Data entries:
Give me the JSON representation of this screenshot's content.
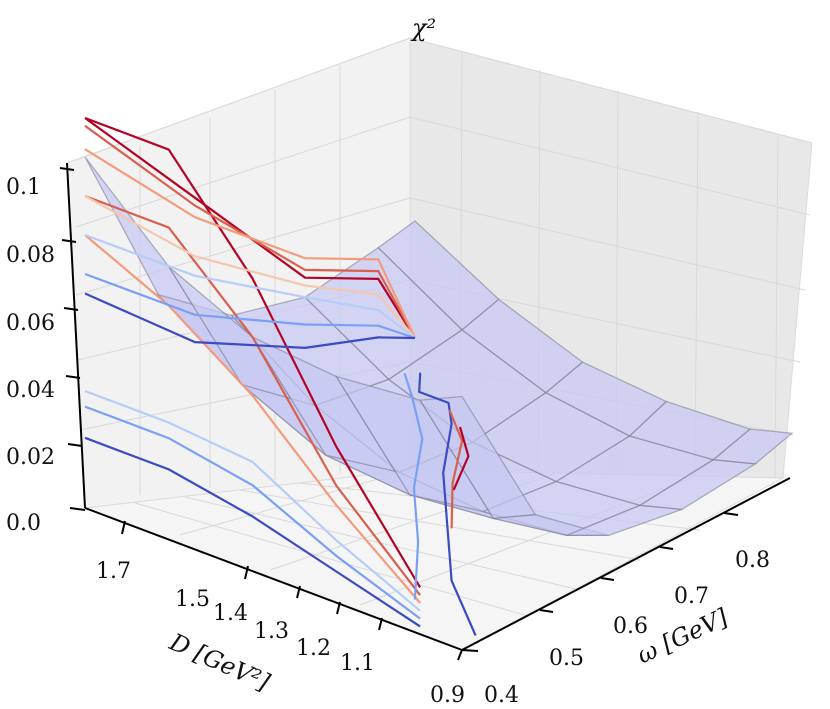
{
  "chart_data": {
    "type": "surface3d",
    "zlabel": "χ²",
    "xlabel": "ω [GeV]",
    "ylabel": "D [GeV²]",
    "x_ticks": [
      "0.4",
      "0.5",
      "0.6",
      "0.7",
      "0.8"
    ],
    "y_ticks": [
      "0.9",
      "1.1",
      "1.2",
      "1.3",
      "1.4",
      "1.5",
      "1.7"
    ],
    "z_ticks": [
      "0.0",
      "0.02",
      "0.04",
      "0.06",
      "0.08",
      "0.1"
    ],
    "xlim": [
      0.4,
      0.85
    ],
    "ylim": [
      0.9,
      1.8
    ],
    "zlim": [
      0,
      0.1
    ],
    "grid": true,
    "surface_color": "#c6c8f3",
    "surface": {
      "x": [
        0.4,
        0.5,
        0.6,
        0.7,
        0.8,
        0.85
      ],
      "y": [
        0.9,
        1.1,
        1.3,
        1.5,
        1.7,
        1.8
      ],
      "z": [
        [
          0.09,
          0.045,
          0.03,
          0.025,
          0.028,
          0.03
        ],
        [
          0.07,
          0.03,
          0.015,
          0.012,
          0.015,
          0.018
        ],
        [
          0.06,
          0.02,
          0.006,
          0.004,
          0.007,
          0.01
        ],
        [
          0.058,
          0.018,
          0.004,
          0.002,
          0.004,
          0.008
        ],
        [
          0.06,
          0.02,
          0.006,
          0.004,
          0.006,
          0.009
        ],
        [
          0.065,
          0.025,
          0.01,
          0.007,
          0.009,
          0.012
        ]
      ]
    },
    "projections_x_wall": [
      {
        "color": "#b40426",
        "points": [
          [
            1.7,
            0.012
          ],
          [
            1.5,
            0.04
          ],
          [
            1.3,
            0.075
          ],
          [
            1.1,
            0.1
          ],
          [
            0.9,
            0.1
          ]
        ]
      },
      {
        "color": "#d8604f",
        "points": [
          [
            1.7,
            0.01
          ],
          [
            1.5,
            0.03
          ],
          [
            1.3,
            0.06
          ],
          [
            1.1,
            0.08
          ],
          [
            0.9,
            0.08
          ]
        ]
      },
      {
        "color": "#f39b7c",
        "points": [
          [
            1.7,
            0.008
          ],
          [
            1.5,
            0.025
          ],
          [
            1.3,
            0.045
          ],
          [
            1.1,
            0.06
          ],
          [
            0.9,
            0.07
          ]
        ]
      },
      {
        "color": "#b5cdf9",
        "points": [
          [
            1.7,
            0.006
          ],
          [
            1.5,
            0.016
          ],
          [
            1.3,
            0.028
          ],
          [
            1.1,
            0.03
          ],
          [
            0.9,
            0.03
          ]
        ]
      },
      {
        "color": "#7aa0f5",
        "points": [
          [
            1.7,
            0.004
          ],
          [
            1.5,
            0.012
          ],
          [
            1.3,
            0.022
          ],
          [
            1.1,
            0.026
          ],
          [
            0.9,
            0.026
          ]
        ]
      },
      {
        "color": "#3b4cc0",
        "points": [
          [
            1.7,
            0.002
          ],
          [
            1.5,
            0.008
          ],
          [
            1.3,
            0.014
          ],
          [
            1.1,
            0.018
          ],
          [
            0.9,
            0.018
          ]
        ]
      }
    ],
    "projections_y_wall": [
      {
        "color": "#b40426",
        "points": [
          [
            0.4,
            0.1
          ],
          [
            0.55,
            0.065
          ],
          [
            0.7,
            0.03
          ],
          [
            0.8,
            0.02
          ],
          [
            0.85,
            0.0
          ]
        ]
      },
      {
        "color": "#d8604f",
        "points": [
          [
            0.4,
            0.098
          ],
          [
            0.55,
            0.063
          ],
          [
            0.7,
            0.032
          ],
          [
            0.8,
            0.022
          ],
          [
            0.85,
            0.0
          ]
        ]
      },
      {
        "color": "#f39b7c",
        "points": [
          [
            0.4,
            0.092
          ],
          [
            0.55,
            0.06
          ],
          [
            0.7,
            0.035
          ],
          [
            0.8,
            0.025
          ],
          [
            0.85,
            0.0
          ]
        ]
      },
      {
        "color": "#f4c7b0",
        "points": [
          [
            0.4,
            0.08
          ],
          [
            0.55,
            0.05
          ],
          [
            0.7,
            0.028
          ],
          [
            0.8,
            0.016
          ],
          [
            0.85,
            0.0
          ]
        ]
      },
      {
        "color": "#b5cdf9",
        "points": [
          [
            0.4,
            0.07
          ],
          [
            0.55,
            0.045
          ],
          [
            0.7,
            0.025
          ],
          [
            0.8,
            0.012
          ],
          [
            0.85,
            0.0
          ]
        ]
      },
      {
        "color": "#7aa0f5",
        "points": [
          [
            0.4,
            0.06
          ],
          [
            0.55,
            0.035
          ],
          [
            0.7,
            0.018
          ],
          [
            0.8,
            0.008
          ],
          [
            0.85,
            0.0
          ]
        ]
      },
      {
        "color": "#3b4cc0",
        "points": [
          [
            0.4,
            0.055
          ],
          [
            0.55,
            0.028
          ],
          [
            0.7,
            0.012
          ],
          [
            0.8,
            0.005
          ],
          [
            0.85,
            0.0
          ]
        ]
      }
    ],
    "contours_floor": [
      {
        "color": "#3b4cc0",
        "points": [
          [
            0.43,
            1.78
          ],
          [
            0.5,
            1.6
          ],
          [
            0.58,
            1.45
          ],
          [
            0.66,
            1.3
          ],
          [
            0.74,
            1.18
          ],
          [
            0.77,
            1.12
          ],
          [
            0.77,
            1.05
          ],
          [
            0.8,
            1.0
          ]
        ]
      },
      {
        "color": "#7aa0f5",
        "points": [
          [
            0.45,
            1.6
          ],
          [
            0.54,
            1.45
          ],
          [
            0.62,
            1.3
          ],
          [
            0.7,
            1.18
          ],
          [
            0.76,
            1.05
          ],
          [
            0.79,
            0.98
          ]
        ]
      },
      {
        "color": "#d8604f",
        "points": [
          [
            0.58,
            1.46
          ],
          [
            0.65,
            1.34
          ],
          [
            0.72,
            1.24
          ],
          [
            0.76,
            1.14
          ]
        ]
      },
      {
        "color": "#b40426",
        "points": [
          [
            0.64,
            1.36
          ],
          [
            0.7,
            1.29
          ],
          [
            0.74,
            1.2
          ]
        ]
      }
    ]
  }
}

Prompt: Return all the entries word for word, but omit any pictures they contain.

Response to the task:
Give me the JSON representation of this screenshot's content.
{
  "chart_data": {
    "type": "surface3d",
    "zlabel": "χ²",
    "xlabel": "ω [GeV]",
    "ylabel": "D [GeV²]",
    "x_ticks": [
      "0.4",
      "0.5",
      "0.6",
      "0.7",
      "0.8"
    ],
    "y_ticks": [
      "0.9",
      "1.1",
      "1.2",
      "1.3",
      "1.4",
      "1.5",
      "1.7"
    ],
    "z_ticks": [
      "0.0",
      "0.02",
      "0.04",
      "0.06",
      "0.08",
      "0.1"
    ],
    "xlim": [
      0.4,
      0.85
    ],
    "ylim": [
      0.9,
      1.8
    ],
    "zlim": [
      0,
      0.1
    ],
    "grid": true,
    "surface_color": "#c6c8f3",
    "surface": {
      "x": [
        0.4,
        0.5,
        0.6,
        0.7,
        0.8,
        0.85
      ],
      "y": [
        0.9,
        1.1,
        1.3,
        1.5,
        1.7,
        1.8
      ],
      "z": [
        [
          0.09,
          0.045,
          0.03,
          0.025,
          0.028,
          0.03
        ],
        [
          0.07,
          0.03,
          0.015,
          0.012,
          0.015,
          0.018
        ],
        [
          0.06,
          0.02,
          0.006,
          0.004,
          0.007,
          0.01
        ],
        [
          0.058,
          0.018,
          0.004,
          0.002,
          0.004,
          0.008
        ],
        [
          0.06,
          0.02,
          0.006,
          0.004,
          0.006,
          0.009
        ],
        [
          0.065,
          0.025,
          0.01,
          0.007,
          0.009,
          0.012
        ]
      ]
    },
    "projections_x_wall": [
      {
        "color": "#b40426",
        "points": [
          [
            1.7,
            0.012
          ],
          [
            1.5,
            0.04
          ],
          [
            1.3,
            0.075
          ],
          [
            1.1,
            0.1
          ],
          [
            0.9,
            0.1
          ]
        ]
      },
      {
        "color": "#d8604f",
        "points": [
          [
            1.7,
            0.01
          ],
          [
            1.5,
            0.03
          ],
          [
            1.3,
            0.06
          ],
          [
            1.1,
            0.08
          ],
          [
            0.9,
            0.08
          ]
        ]
      },
      {
        "color": "#f39b7c",
        "points": [
          [
            1.7,
            0.008
          ],
          [
            1.5,
            0.025
          ],
          [
            1.3,
            0.045
          ],
          [
            1.1,
            0.06
          ],
          [
            0.9,
            0.07
          ]
        ]
      },
      {
        "color": "#b5cdf9",
        "points": [
          [
            1.7,
            0.006
          ],
          [
            1.5,
            0.016
          ],
          [
            1.3,
            0.028
          ],
          [
            1.1,
            0.03
          ],
          [
            0.9,
            0.03
          ]
        ]
      },
      {
        "color": "#7aa0f5",
        "points": [
          [
            1.7,
            0.004
          ],
          [
            1.5,
            0.012
          ],
          [
            1.3,
            0.022
          ],
          [
            1.1,
            0.026
          ],
          [
            0.9,
            0.026
          ]
        ]
      },
      {
        "color": "#3b4cc0",
        "points": [
          [
            1.7,
            0.002
          ],
          [
            1.5,
            0.008
          ],
          [
            1.3,
            0.014
          ],
          [
            1.1,
            0.018
          ],
          [
            0.9,
            0.018
          ]
        ]
      }
    ],
    "projections_y_wall": [
      {
        "color": "#b40426",
        "points": [
          [
            0.4,
            0.1
          ],
          [
            0.55,
            0.065
          ],
          [
            0.7,
            0.03
          ],
          [
            0.8,
            0.02
          ],
          [
            0.85,
            0.0
          ]
        ]
      },
      {
        "color": "#d8604f",
        "points": [
          [
            0.4,
            0.098
          ],
          [
            0.55,
            0.063
          ],
          [
            0.7,
            0.032
          ],
          [
            0.8,
            0.022
          ],
          [
            0.85,
            0.0
          ]
        ]
      },
      {
        "color": "#f39b7c",
        "points": [
          [
            0.4,
            0.092
          ],
          [
            0.55,
            0.06
          ],
          [
            0.7,
            0.035
          ],
          [
            0.8,
            0.025
          ],
          [
            0.85,
            0.0
          ]
        ]
      },
      {
        "color": "#f4c7b0",
        "points": [
          [
            0.4,
            0.08
          ],
          [
            0.55,
            0.05
          ],
          [
            0.7,
            0.028
          ],
          [
            0.8,
            0.016
          ],
          [
            0.85,
            0.0
          ]
        ]
      },
      {
        "color": "#b5cdf9",
        "points": [
          [
            0.4,
            0.07
          ],
          [
            0.55,
            0.045
          ],
          [
            0.7,
            0.025
          ],
          [
            0.8,
            0.012
          ],
          [
            0.85,
            0.0
          ]
        ]
      },
      {
        "color": "#7aa0f5",
        "points": [
          [
            0.4,
            0.06
          ],
          [
            0.55,
            0.035
          ],
          [
            0.7,
            0.018
          ],
          [
            0.8,
            0.008
          ],
          [
            0.85,
            0.0
          ]
        ]
      },
      {
        "color": "#3b4cc0",
        "points": [
          [
            0.4,
            0.055
          ],
          [
            0.55,
            0.028
          ],
          [
            0.7,
            0.012
          ],
          [
            0.8,
            0.005
          ],
          [
            0.85,
            0.0
          ]
        ]
      }
    ],
    "contours_floor": [
      {
        "color": "#3b4cc0",
        "points": [
          [
            0.43,
            1.78
          ],
          [
            0.5,
            1.6
          ],
          [
            0.58,
            1.45
          ],
          [
            0.66,
            1.3
          ],
          [
            0.74,
            1.18
          ],
          [
            0.77,
            1.12
          ],
          [
            0.77,
            1.05
          ],
          [
            0.8,
            1.0
          ]
        ]
      },
      {
        "color": "#7aa0f5",
        "points": [
          [
            0.45,
            1.6
          ],
          [
            0.54,
            1.45
          ],
          [
            0.62,
            1.3
          ],
          [
            0.7,
            1.18
          ],
          [
            0.76,
            1.05
          ],
          [
            0.79,
            0.98
          ]
        ]
      },
      {
        "color": "#d8604f",
        "points": [
          [
            0.58,
            1.46
          ],
          [
            0.65,
            1.34
          ],
          [
            0.72,
            1.24
          ],
          [
            0.76,
            1.14
          ]
        ]
      },
      {
        "color": "#b40426",
        "points": [
          [
            0.64,
            1.36
          ],
          [
            0.7,
            1.29
          ],
          [
            0.74,
            1.2
          ]
        ]
      }
    ]
  }
}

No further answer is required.